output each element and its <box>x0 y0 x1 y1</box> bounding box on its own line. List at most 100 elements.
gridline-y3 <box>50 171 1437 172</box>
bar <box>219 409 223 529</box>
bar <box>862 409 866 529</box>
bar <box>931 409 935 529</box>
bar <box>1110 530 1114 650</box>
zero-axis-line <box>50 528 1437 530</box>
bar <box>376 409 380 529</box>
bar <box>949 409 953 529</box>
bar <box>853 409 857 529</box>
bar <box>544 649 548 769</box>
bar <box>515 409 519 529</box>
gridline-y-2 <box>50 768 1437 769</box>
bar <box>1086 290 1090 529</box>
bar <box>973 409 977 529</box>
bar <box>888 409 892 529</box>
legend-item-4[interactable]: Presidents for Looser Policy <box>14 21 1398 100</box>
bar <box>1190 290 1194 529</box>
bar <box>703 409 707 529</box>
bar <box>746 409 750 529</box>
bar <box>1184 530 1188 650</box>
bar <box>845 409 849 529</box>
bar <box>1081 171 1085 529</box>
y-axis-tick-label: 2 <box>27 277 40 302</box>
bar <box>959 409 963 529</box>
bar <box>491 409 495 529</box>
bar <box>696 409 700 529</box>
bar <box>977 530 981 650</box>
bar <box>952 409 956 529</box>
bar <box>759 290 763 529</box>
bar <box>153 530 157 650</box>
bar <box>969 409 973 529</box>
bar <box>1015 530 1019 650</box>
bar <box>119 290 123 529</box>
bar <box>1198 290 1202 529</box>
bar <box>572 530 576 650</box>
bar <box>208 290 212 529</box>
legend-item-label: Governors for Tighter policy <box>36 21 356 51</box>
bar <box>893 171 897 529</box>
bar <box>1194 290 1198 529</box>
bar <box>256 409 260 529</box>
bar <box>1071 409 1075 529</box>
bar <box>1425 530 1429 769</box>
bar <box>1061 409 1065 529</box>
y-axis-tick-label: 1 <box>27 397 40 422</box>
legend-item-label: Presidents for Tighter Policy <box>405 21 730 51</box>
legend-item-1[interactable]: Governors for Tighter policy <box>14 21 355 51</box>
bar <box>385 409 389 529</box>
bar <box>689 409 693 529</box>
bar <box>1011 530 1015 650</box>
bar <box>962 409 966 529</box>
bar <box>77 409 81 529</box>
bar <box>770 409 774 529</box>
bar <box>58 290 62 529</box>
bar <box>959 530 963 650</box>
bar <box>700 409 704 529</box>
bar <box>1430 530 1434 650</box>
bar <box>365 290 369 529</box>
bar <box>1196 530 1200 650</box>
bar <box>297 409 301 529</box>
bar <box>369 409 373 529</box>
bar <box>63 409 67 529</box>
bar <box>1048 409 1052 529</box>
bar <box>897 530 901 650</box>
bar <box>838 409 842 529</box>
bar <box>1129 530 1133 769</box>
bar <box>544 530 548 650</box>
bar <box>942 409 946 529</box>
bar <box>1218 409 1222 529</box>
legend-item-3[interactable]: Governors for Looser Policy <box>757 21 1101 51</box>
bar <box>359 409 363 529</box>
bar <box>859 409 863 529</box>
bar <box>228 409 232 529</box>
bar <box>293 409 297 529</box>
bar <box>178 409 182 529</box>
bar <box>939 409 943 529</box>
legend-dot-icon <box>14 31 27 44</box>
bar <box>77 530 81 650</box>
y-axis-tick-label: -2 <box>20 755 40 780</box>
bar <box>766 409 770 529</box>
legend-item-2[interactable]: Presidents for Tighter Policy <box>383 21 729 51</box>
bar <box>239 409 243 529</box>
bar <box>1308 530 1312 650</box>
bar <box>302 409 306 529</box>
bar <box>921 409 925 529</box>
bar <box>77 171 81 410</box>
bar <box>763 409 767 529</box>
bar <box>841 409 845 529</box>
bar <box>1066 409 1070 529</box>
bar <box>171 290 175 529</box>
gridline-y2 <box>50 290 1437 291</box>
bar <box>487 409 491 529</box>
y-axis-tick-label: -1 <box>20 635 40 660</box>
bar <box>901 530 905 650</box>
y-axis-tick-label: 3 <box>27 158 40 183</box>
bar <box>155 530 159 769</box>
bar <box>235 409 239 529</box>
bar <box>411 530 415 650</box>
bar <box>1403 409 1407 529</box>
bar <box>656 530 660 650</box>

┄┄┄┄┄┄┄┄┄┄

Set out every one of the records above as a Markdown table with the columns Row and Record. Put the row number in Row and the line in Record, and skip any blank lines.

- _WRITTEN SOLUTION_:
| Row | Record |
|---|---|
| 1 | output each element and its <box>x0 y0 x1 y1</box> bounding box on its own line. List at most 100 elements. |
| 2 | gridline-y3 <box>50 171 1437 172</box> |
| 3 | bar <box>219 409 223 529</box> |
| 4 | bar <box>862 409 866 529</box> |
| 5 | bar <box>931 409 935 529</box> |
| 6 | bar <box>1110 530 1114 650</box> |
| 7 | zero-axis-line <box>50 528 1437 530</box> |
| 8 | bar <box>376 409 380 529</box> |
| 9 | bar <box>949 409 953 529</box> |
| 10 | bar <box>853 409 857 529</box> |
| 11 | bar <box>544 649 548 769</box> |
| 12 | bar <box>515 409 519 529</box> |
| 13 | gridline-y-2 <box>50 768 1437 769</box> |
| 14 | bar <box>1086 290 1090 529</box> |
| 15 | bar <box>973 409 977 529</box> |
| 16 | bar <box>888 409 892 529</box> |
| 17 | legend-item-4[interactable]: Presidents for Looser Policy <box>14 21 1398 100</box> |
| 18 | bar <box>1190 290 1194 529</box> |
| 19 | bar <box>703 409 707 529</box> |
| 20 | bar <box>746 409 750 529</box> |
| 21 | bar <box>1184 530 1188 650</box> |
| 22 | bar <box>845 409 849 529</box> |
| 23 | bar <box>1081 171 1085 529</box> |
| 24 | y-axis-tick-label: 2 <box>27 277 40 302</box> |
| 25 | bar <box>959 409 963 529</box> |
| 26 | bar <box>491 409 495 529</box> |
| 27 | bar <box>696 409 700 529</box> |
| 28 | bar <box>977 530 981 650</box> |
| 29 | bar <box>952 409 956 529</box> |
| 30 | bar <box>759 290 763 529</box> |
| 31 | bar <box>153 530 157 650</box> |
| 32 | bar <box>969 409 973 529</box> |
| 33 | bar <box>1015 530 1019 650</box> |
| 34 | bar <box>119 290 123 529</box> |
| 35 | bar <box>1198 290 1202 529</box> |
| 36 | bar <box>572 530 576 650</box> |
| 37 | bar <box>208 290 212 529</box> |
| 38 | legend-item-label: Governors for Tighter policy <box>36 21 356 51</box> |
| 39 | bar <box>893 171 897 529</box> |
| 40 | bar <box>1194 290 1198 529</box> |
| 41 | bar <box>256 409 260 529</box> |
| 42 | bar <box>1071 409 1075 529</box> |
| 43 | bar <box>1425 530 1429 769</box> |
| 44 | bar <box>1061 409 1065 529</box> |
| 45 | y-axis-tick-label: 1 <box>27 397 40 422</box> |
| 46 | legend-item-label: Presidents for Tighter Policy <box>405 21 730 51</box> |
| 47 | legend-item-1[interactable]: Governors for Tighter policy <box>14 21 355 51</box> |
| 48 | bar <box>385 409 389 529</box> |
| 49 | bar <box>689 409 693 529</box> |
| 50 | bar <box>1011 530 1015 650</box> |
| 51 | bar <box>962 409 966 529</box> |
| 52 | bar <box>77 409 81 529</box> |
| 53 | bar <box>770 409 774 529</box> |
| 54 | bar <box>58 290 62 529</box> |
| 55 | bar <box>959 530 963 650</box> |
| 56 | bar <box>700 409 704 529</box> |
| 57 | bar <box>1430 530 1434 650</box> |
| 58 | bar <box>365 290 369 529</box> |
| 59 | bar <box>1196 530 1200 650</box> |
| 60 | bar <box>297 409 301 529</box> |
| 61 | bar <box>369 409 373 529</box> |
| 62 | bar <box>63 409 67 529</box> |
| 63 | bar <box>1048 409 1052 529</box> |
| 64 | bar <box>897 530 901 650</box> |
| 65 | bar <box>838 409 842 529</box> |
| 66 | bar <box>1129 530 1133 769</box> |
| 67 | bar <box>544 530 548 650</box> |
| 68 | bar <box>942 409 946 529</box> |
| 69 | bar <box>1218 409 1222 529</box> |
| 70 | legend-item-3[interactable]: Governors for Looser Policy <box>757 21 1101 51</box> |
| 71 | bar <box>359 409 363 529</box> |
| 72 | bar <box>859 409 863 529</box> |
| 73 | bar <box>228 409 232 529</box> |
| 74 | bar <box>293 409 297 529</box> |
| 75 | bar <box>178 409 182 529</box> |
| 76 | bar <box>939 409 943 529</box> |
| 77 | legend-dot-icon <box>14 31 27 44</box> |
| 78 | bar <box>77 530 81 650</box> |
| 79 | y-axis-tick-label: -2 <box>20 755 40 780</box> |
| 80 | bar <box>766 409 770 529</box> |
| 81 | legend-item-2[interactable]: Presidents for Tighter Policy <box>383 21 729 51</box> |
| 82 | bar <box>239 409 243 529</box> |
| 83 | bar <box>1308 530 1312 650</box> |
| 84 | bar <box>302 409 306 529</box> |
| 85 | bar <box>921 409 925 529</box> |
| 86 | bar <box>77 171 81 410</box> |
| 87 | bar <box>763 409 767 529</box> |
| 88 | bar <box>841 409 845 529</box> |
| 89 | bar <box>1066 409 1070 529</box> |
| 90 | bar <box>171 290 175 529</box> |
| 91 | gridline-y2 <box>50 290 1437 291</box> |
| 92 | bar <box>487 409 491 529</box> |
| 93 | y-axis-tick-label: -1 <box>20 635 40 660</box> |
| 94 | bar <box>901 530 905 650</box> |
| 95 | y-axis-tick-label: 3 <box>27 158 40 183</box> |
| 96 | bar <box>155 530 159 769</box> |
| 97 | bar <box>235 409 239 529</box> |
| 98 | bar <box>411 530 415 650</box> |
| 99 | bar <box>1403 409 1407 529</box> |
| 100 | bar <box>656 530 660 650</box> |